**Work required:** In this exercise, return the whole listing exactly, excluding any images.

begin Task data

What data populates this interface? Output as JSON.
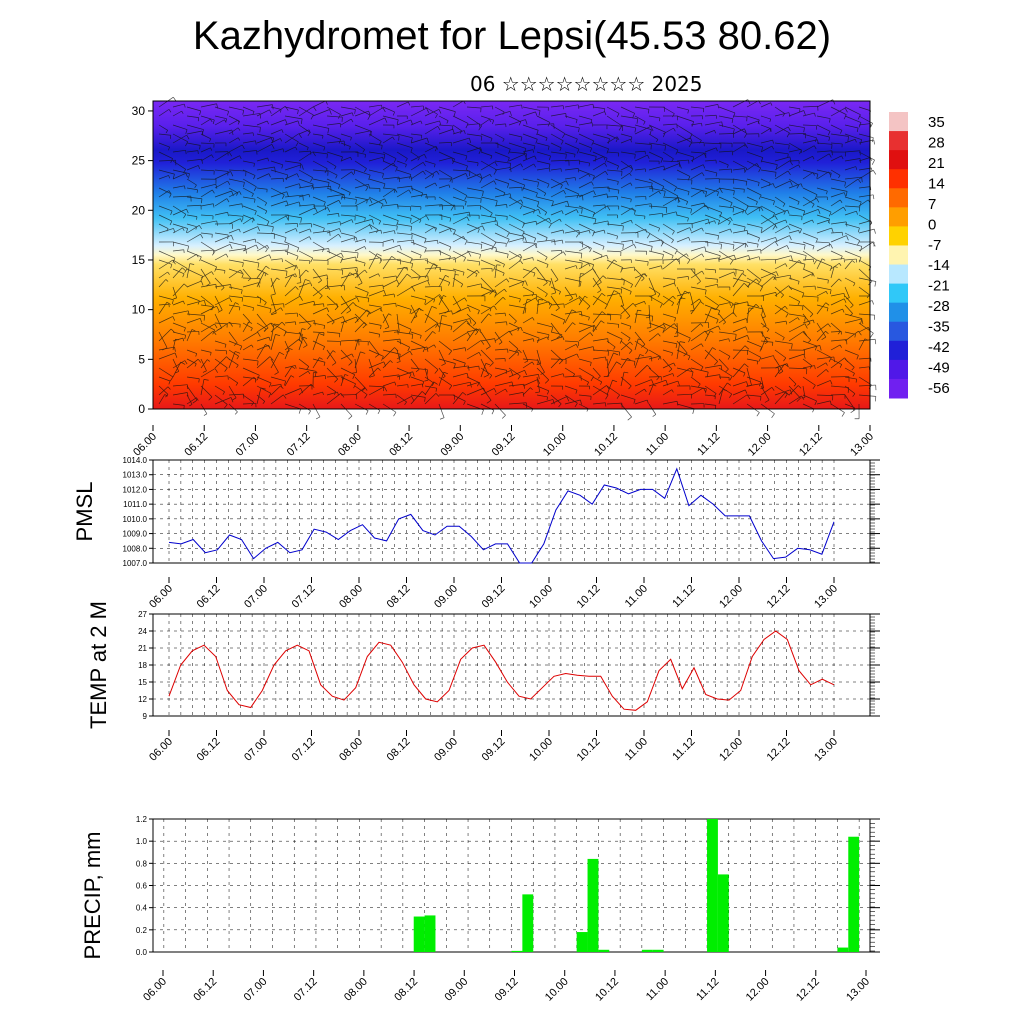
{
  "title": "Kazhydromet for Lepsi(45.53 80.62)",
  "subtitle": "06 ☆☆☆☆☆☆☆☆ 2025",
  "chart_data": [
    {
      "type": "heatmap",
      "description_of_content": "temperature by height with wind barbs",
      "yticks": [
        0,
        5,
        10,
        15,
        20,
        25,
        30
      ],
      "ylim": [
        0,
        31
      ],
      "xticks": [
        "06.00",
        "06.12",
        "07.00",
        "07.12",
        "08.00",
        "08.12",
        "09.00",
        "09.12",
        "10.00",
        "10.12",
        "11.00",
        "11.12",
        "12.00",
        "12.12",
        "13.00"
      ],
      "colorbar_labels": [
        "35",
        "28",
        "21",
        "14",
        "7",
        "0",
        "-7",
        "-14",
        "-21",
        "-28",
        "-35",
        "-42",
        "-49",
        "-56"
      ],
      "colorbar_colors": [
        "#f4c4c4",
        "#e83030",
        "#e01010",
        "#ff3000",
        "#ff6a00",
        "#ff9e00",
        "#ffd200",
        "#fff4b0",
        "#b8e8ff",
        "#30c8f8",
        "#2090e8",
        "#2858e0",
        "#2020d8",
        "#5018e8",
        "#7020f0"
      ]
    },
    {
      "type": "line",
      "ylabel": "PMSL",
      "yticks": [
        "1007.0",
        "1008.0",
        "1009.0",
        "1010.0",
        "1011.0",
        "1012.0",
        "1013.0",
        "1014.0"
      ],
      "ylim": [
        1007,
        1014
      ],
      "xticks": [
        "06.00",
        "06.12",
        "07.00",
        "07.12",
        "08.00",
        "08.12",
        "09.00",
        "09.12",
        "10.00",
        "10.12",
        "11.00",
        "11.12",
        "12.00",
        "12.12",
        "13.00"
      ],
      "color": "#0000cc",
      "values": [
        1008.4,
        1008.3,
        1008.6,
        1007.7,
        1007.9,
        1008.9,
        1008.6,
        1007.3,
        1008.0,
        1008.4,
        1007.7,
        1007.9,
        1009.3,
        1009.1,
        1008.6,
        1009.2,
        1009.6,
        1008.7,
        1008.5,
        1010.0,
        1010.3,
        1009.2,
        1008.9,
        1009.5,
        1009.5,
        1008.8,
        1007.9,
        1008.3,
        1008.3,
        1007.0,
        1007.0,
        1008.3,
        1010.6,
        1011.9,
        1011.6,
        1011.0,
        1012.3,
        1012.1,
        1011.7,
        1012.0,
        1012.0,
        1011.4,
        1013.4,
        1010.9,
        1011.6,
        1011.0,
        1010.2,
        1010.2,
        1010.2,
        1008.5,
        1007.3,
        1007.4,
        1008.0,
        1007.9,
        1007.6,
        1009.8
      ]
    },
    {
      "type": "line",
      "ylabel": "TEMP at 2 M",
      "yticks": [
        "9",
        "12",
        "15",
        "18",
        "21",
        "24",
        "27"
      ],
      "ylim": [
        9,
        27
      ],
      "xticks": [
        "06.00",
        "06.12",
        "07.00",
        "07.12",
        "08.00",
        "08.12",
        "09.00",
        "09.12",
        "10.00",
        "10.12",
        "11.00",
        "11.12",
        "12.00",
        "12.12",
        "13.00"
      ],
      "color": "#dd0000",
      "values": [
        12.5,
        18.0,
        20.5,
        21.5,
        19.5,
        13.5,
        11.0,
        10.5,
        13.5,
        18.0,
        20.5,
        21.5,
        20.5,
        14.5,
        12.5,
        11.8,
        14.0,
        19.5,
        22.0,
        21.5,
        18.5,
        14.5,
        12.0,
        11.5,
        13.5,
        19.0,
        21.0,
        21.5,
        18.5,
        15.0,
        12.5,
        12.0,
        14.0,
        16.0,
        16.5,
        16.2,
        16.0,
        16.0,
        12.5,
        10.2,
        10.0,
        11.5,
        17.0,
        19.0,
        13.8,
        17.5,
        12.8,
        12.0,
        11.8,
        13.5,
        19.5,
        22.5,
        24.0,
        22.5,
        17.0,
        14.5,
        15.5,
        14.5
      ]
    },
    {
      "type": "bar",
      "ylabel": "PRECIP, mm",
      "yticks": [
        "0.0",
        "0.2",
        "0.4",
        "0.6",
        "0.8",
        "1.0",
        "1.2"
      ],
      "ylim": [
        0,
        1.2
      ],
      "xticks": [
        "06.00",
        "06.12",
        "07.00",
        "07.12",
        "08.00",
        "08.12",
        "09.00",
        "09.12",
        "10.00",
        "10.12",
        "11.00",
        "11.12",
        "12.00",
        "12.12",
        "13.00"
      ],
      "color": "#00ee00",
      "bars": [
        {
          "slot": 24,
          "value": 0.32
        },
        {
          "slot": 25,
          "value": 0.33
        },
        {
          "slot": 33,
          "value": 0.01
        },
        {
          "slot": 34,
          "value": 0.52
        },
        {
          "slot": 39,
          "value": 0.18
        },
        {
          "slot": 40,
          "value": 0.84
        },
        {
          "slot": 41,
          "value": 0.02
        },
        {
          "slot": 45,
          "value": 0.02
        },
        {
          "slot": 46,
          "value": 0.02
        },
        {
          "slot": 51,
          "value": 1.2
        },
        {
          "slot": 52,
          "value": 0.7
        },
        {
          "slot": 63,
          "value": 0.04
        },
        {
          "slot": 64,
          "value": 1.04
        }
      ]
    }
  ]
}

end Task data

**Result below:**
What data populates this interface? Output as JSON.
{
  "title": "Kazhydromet for Lepsi(45.53 80.62)",
  "subtitle": "06 ☆☆☆☆☆☆☆☆ 2025",
  "chart_data": [
    {
      "type": "heatmap",
      "description_of_content": "temperature by height with wind barbs",
      "yticks": [
        0,
        5,
        10,
        15,
        20,
        25,
        30
      ],
      "ylim": [
        0,
        31
      ],
      "xticks": [
        "06.00",
        "06.12",
        "07.00",
        "07.12",
        "08.00",
        "08.12",
        "09.00",
        "09.12",
        "10.00",
        "10.12",
        "11.00",
        "11.12",
        "12.00",
        "12.12",
        "13.00"
      ],
      "colorbar_labels": [
        "35",
        "28",
        "21",
        "14",
        "7",
        "0",
        "-7",
        "-14",
        "-21",
        "-28",
        "-35",
        "-42",
        "-49",
        "-56"
      ],
      "colorbar_colors": [
        "#f4c4c4",
        "#e83030",
        "#e01010",
        "#ff3000",
        "#ff6a00",
        "#ff9e00",
        "#ffd200",
        "#fff4b0",
        "#b8e8ff",
        "#30c8f8",
        "#2090e8",
        "#2858e0",
        "#2020d8",
        "#5018e8",
        "#7020f0"
      ]
    },
    {
      "type": "line",
      "ylabel": "PMSL",
      "yticks": [
        "1007.0",
        "1008.0",
        "1009.0",
        "1010.0",
        "1011.0",
        "1012.0",
        "1013.0",
        "1014.0"
      ],
      "ylim": [
        1007,
        1014
      ],
      "xticks": [
        "06.00",
        "06.12",
        "07.00",
        "07.12",
        "08.00",
        "08.12",
        "09.00",
        "09.12",
        "10.00",
        "10.12",
        "11.00",
        "11.12",
        "12.00",
        "12.12",
        "13.00"
      ],
      "color": "#0000cc",
      "values": [
        1008.4,
        1008.3,
        1008.6,
        1007.7,
        1007.9,
        1008.9,
        1008.6,
        1007.3,
        1008.0,
        1008.4,
        1007.7,
        1007.9,
        1009.3,
        1009.1,
        1008.6,
        1009.2,
        1009.6,
        1008.7,
        1008.5,
        1010.0,
        1010.3,
        1009.2,
        1008.9,
        1009.5,
        1009.5,
        1008.8,
        1007.9,
        1008.3,
        1008.3,
        1007.0,
        1007.0,
        1008.3,
        1010.6,
        1011.9,
        1011.6,
        1011.0,
        1012.3,
        1012.1,
        1011.7,
        1012.0,
        1012.0,
        1011.4,
        1013.4,
        1010.9,
        1011.6,
        1011.0,
        1010.2,
        1010.2,
        1010.2,
        1008.5,
        1007.3,
        1007.4,
        1008.0,
        1007.9,
        1007.6,
        1009.8
      ]
    },
    {
      "type": "line",
      "ylabel": "TEMP at 2 M",
      "yticks": [
        "9",
        "12",
        "15",
        "18",
        "21",
        "24",
        "27"
      ],
      "ylim": [
        9,
        27
      ],
      "xticks": [
        "06.00",
        "06.12",
        "07.00",
        "07.12",
        "08.00",
        "08.12",
        "09.00",
        "09.12",
        "10.00",
        "10.12",
        "11.00",
        "11.12",
        "12.00",
        "12.12",
        "13.00"
      ],
      "color": "#dd0000",
      "values": [
        12.5,
        18.0,
        20.5,
        21.5,
        19.5,
        13.5,
        11.0,
        10.5,
        13.5,
        18.0,
        20.5,
        21.5,
        20.5,
        14.5,
        12.5,
        11.8,
        14.0,
        19.5,
        22.0,
        21.5,
        18.5,
        14.5,
        12.0,
        11.5,
        13.5,
        19.0,
        21.0,
        21.5,
        18.5,
        15.0,
        12.5,
        12.0,
        14.0,
        16.0,
        16.5,
        16.2,
        16.0,
        16.0,
        12.5,
        10.2,
        10.0,
        11.5,
        17.0,
        19.0,
        13.8,
        17.5,
        12.8,
        12.0,
        11.8,
        13.5,
        19.5,
        22.5,
        24.0,
        22.5,
        17.0,
        14.5,
        15.5,
        14.5
      ]
    },
    {
      "type": "bar",
      "ylabel": "PRECIP, mm",
      "yticks": [
        "0.0",
        "0.2",
        "0.4",
        "0.6",
        "0.8",
        "1.0",
        "1.2"
      ],
      "ylim": [
        0,
        1.2
      ],
      "xticks": [
        "06.00",
        "06.12",
        "07.00",
        "07.12",
        "08.00",
        "08.12",
        "09.00",
        "09.12",
        "10.00",
        "10.12",
        "11.00",
        "11.12",
        "12.00",
        "12.12",
        "13.00"
      ],
      "color": "#00ee00",
      "bars": [
        {
          "slot": 24,
          "value": 0.32
        },
        {
          "slot": 25,
          "value": 0.33
        },
        {
          "slot": 33,
          "value": 0.01
        },
        {
          "slot": 34,
          "value": 0.52
        },
        {
          "slot": 39,
          "value": 0.18
        },
        {
          "slot": 40,
          "value": 0.84
        },
        {
          "slot": 41,
          "value": 0.02
        },
        {
          "slot": 45,
          "value": 0.02
        },
        {
          "slot": 46,
          "value": 0.02
        },
        {
          "slot": 51,
          "value": 1.2
        },
        {
          "slot": 52,
          "value": 0.7
        },
        {
          "slot": 63,
          "value": 0.04
        },
        {
          "slot": 64,
          "value": 1.04
        }
      ]
    }
  ]
}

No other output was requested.